Set task: Render all the material below as a Markdown table with two columns, "Row" for the row number and "Entry" for the line, skipping blank lines. Leave the pictures out.

Records supplied:
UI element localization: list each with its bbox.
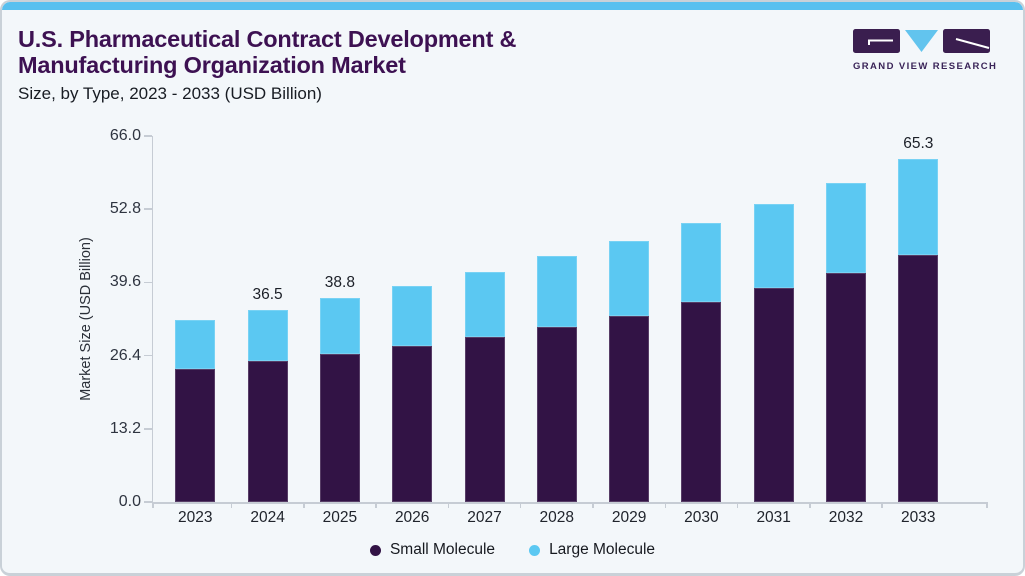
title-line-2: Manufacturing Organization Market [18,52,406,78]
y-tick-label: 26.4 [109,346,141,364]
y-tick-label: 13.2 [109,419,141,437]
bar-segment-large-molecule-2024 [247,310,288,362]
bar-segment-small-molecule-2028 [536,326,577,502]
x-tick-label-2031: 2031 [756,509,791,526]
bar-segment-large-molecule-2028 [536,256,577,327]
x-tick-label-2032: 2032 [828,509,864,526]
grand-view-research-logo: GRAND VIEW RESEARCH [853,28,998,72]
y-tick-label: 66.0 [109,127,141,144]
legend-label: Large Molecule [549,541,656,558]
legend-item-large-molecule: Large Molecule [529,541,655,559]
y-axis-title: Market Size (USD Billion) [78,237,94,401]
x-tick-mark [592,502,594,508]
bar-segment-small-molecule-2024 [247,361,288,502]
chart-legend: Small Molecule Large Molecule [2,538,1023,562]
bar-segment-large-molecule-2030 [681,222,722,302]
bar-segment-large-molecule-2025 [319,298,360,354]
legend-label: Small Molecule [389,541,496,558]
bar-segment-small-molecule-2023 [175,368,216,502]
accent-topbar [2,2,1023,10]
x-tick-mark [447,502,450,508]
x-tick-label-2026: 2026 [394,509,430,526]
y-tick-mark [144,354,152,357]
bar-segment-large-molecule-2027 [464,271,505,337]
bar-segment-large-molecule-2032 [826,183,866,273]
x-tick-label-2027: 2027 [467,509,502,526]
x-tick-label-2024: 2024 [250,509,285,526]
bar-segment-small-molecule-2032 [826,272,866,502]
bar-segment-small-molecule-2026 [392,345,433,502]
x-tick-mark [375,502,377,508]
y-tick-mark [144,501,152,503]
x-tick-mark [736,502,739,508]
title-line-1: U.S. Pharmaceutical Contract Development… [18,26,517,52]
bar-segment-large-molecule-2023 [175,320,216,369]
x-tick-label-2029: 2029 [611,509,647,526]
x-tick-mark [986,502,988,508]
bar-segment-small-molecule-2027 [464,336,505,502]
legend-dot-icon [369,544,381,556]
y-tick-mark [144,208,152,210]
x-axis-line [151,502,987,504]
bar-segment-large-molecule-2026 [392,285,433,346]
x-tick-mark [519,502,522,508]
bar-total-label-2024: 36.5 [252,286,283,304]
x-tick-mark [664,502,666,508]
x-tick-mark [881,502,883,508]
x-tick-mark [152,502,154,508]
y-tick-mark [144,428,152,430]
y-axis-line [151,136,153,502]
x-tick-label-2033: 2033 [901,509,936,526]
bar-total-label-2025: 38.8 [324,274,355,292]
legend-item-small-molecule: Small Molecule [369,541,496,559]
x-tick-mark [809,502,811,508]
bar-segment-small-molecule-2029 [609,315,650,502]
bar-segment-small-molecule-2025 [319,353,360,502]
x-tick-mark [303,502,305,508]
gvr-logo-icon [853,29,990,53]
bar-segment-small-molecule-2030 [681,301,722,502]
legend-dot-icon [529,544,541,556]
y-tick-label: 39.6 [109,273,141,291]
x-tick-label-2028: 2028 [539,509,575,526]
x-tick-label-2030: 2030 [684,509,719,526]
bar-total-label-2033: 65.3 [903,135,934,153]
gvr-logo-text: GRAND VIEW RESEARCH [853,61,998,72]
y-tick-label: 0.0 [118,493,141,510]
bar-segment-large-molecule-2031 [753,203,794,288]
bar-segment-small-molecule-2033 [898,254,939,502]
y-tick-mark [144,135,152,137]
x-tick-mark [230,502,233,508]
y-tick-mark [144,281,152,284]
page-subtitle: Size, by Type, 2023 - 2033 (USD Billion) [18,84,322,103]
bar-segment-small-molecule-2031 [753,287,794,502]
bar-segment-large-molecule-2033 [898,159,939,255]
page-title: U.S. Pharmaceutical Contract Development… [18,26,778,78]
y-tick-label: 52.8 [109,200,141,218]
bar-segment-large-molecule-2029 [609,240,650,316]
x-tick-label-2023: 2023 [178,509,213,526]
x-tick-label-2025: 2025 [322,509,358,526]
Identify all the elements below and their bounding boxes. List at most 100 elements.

The result:
| Row | Entry |
|---|---|
| 1 | UI element localization: list each with its bbox. |
| 2 | title-line-2: Manufacturing Organization Market [18,52,406,78] |
| 3 | y-tick-label: 26.4 [109,346,141,364] |
| 4 | y-tick-label: 13.2 [109,419,141,437] |
| 5 | bar-segment-large-molecule-2024 [247,310,288,362] |
| 6 | bar-segment-small-molecule-2028 [536,326,577,502] |
| 7 | x-tick-label-2031: 2031 [756,509,791,526] |
| 8 | bar-segment-large-molecule-2028 [536,256,577,327] |
| 9 | x-tick-label-2032: 2032 [828,509,864,526] |
| 10 | grand-view-research-logo: GRAND VIEW RESEARCH [853,28,998,72] |
| 11 | y-tick-label: 66.0 [109,127,141,144] |
| 12 | legend-label: Large Molecule [549,541,656,558] |
| 13 | legend-item-large-molecule: Large Molecule [529,541,655,559] |
| 14 | y-axis-title: Market Size (USD Billion) [78,237,94,401] |
| 15 | x-tick-mark [592,502,594,508] |
| 16 | bar-segment-small-molecule-2024 [247,361,288,502] |
| 17 | chart-legend: Small Molecule Large Molecule [2,538,1023,562] |
| 18 | bar-segment-large-molecule-2030 [681,222,722,302] |
| 19 | bar-segment-large-molecule-2025 [319,298,360,354] |
| 20 | legend-label: Small Molecule [389,541,496,558] |
| 21 | bar-segment-small-molecule-2023 [175,368,216,502] |
| 22 | accent-topbar [2,2,1023,10] |
| 23 | x-tick-mark [447,502,450,508] |
| 24 | x-tick-label-2026: 2026 [394,509,430,526] |
| 25 | y-tick-mark [144,354,152,357] |
| 26 | bar-segment-large-molecule-2027 [464,271,505,337] |
| 27 | bar-segment-large-molecule-2032 [826,183,866,273] |
| 28 | x-tick-label-2027: 2027 [467,509,502,526] |
| 29 | x-tick-label-2024: 2024 [250,509,285,526] |
| 30 | bar-segment-small-molecule-2032 [826,272,866,502] |
| 31 | bar-segment-small-molecule-2026 [392,345,433,502] |
| 32 | x-tick-mark [375,502,377,508] |
| 33 | y-tick-mark [144,501,152,503] |
| 34 | x-tick-mark [736,502,739,508] |
| 35 | title-line-1: U.S. Pharmaceutical Contract Development… [18,26,517,52] |
| 36 | bar-segment-large-molecule-2023 [175,320,216,369] |
| 37 | x-tick-label-2029: 2029 [611,509,647,526] |
| 38 | x-tick-mark [986,502,988,508] |
| 39 | bar-segment-small-molecule-2027 [464,336,505,502] |
| 40 | legend-dot-icon [369,544,381,556] |
| 41 | y-tick-mark [144,208,152,210] |
| 42 | x-axis-line [151,502,987,504] |
| 43 | bar-segment-large-molecule-2026 [392,285,433,346] |
| 44 | x-tick-mark [519,502,522,508] |
| 45 | bar-total-label-2024: 36.5 [252,286,283,304] |
| 46 | x-tick-mark [664,502,666,508] |
| 47 | x-tick-mark [881,502,883,508] |
| 48 | x-tick-mark [152,502,154,508] |
| 49 | y-tick-mark [144,428,152,430] |
| 50 | y-axis-line [151,136,153,502] |
| 51 | x-tick-label-2033: 2033 [901,509,936,526] |
| 52 | bar-total-label-2025: 38.8 [324,274,355,292] |
| 53 | legend-item-small-molecule: Small Molecule [369,541,496,559] |
| 54 | x-tick-mark [809,502,811,508] |
| 55 | bar-segment-small-molecule-2029 [609,315,650,502] |
| 56 | bar-segment-small-molecule-2025 [319,353,360,502] |
| 57 | x-tick-mark [303,502,305,508] |
| 58 | gvr-logo-icon [853,29,990,53] |
| 59 | bar-segment-small-molecule-2030 [681,301,722,502] |
| 60 | legend-dot-icon [529,544,541,556] |
| 61 | y-tick-label: 39.6 [109,273,141,291] |
| 62 | x-tick-label-2028: 2028 [539,509,575,526] |
| 63 | x-tick-label-2030: 2030 [684,509,719,526] |
| 64 | bar-total-label-2033: 65.3 [903,135,934,153] |
| 65 | gvr-logo-text: GRAND VIEW RESEARCH [853,61,998,72] |
| 66 | y-tick-label: 0.0 [118,493,141,510] |
| 67 | bar-segment-large-molecule-2031 [753,203,794,288] |
| 68 | bar-segment-small-molecule-2033 [898,254,939,502] |
| 69 | y-tick-mark [144,135,152,137] |
| 70 | x-tick-mark [230,502,233,508] |
| 71 | y-tick-mark [144,281,152,284] |
| 72 | page-subtitle: Size, by Type, 2023 - 2033 (USD Billion) [18,84,322,103] |
| 73 | bar-segment-small-molecule-2031 [753,287,794,502] |
| 74 | bar-segment-large-molecule-2033 [898,159,939,255] |
| 75 | page-title: U.S. Pharmaceutical Contract Development… [18,26,778,78] |
| 76 | y-tick-label: 52.8 [109,200,141,218] |
| 77 | bar-segment-large-molecule-2029 [609,240,650,316] |
| 78 | x-tick-label-2023: 2023 [178,509,213,526] |
| 79 | x-tick-label-2025: 2025 [322,509,358,526] |
| 80 | Identify all the elements below and their bounding boxes. List at most 100 elements. |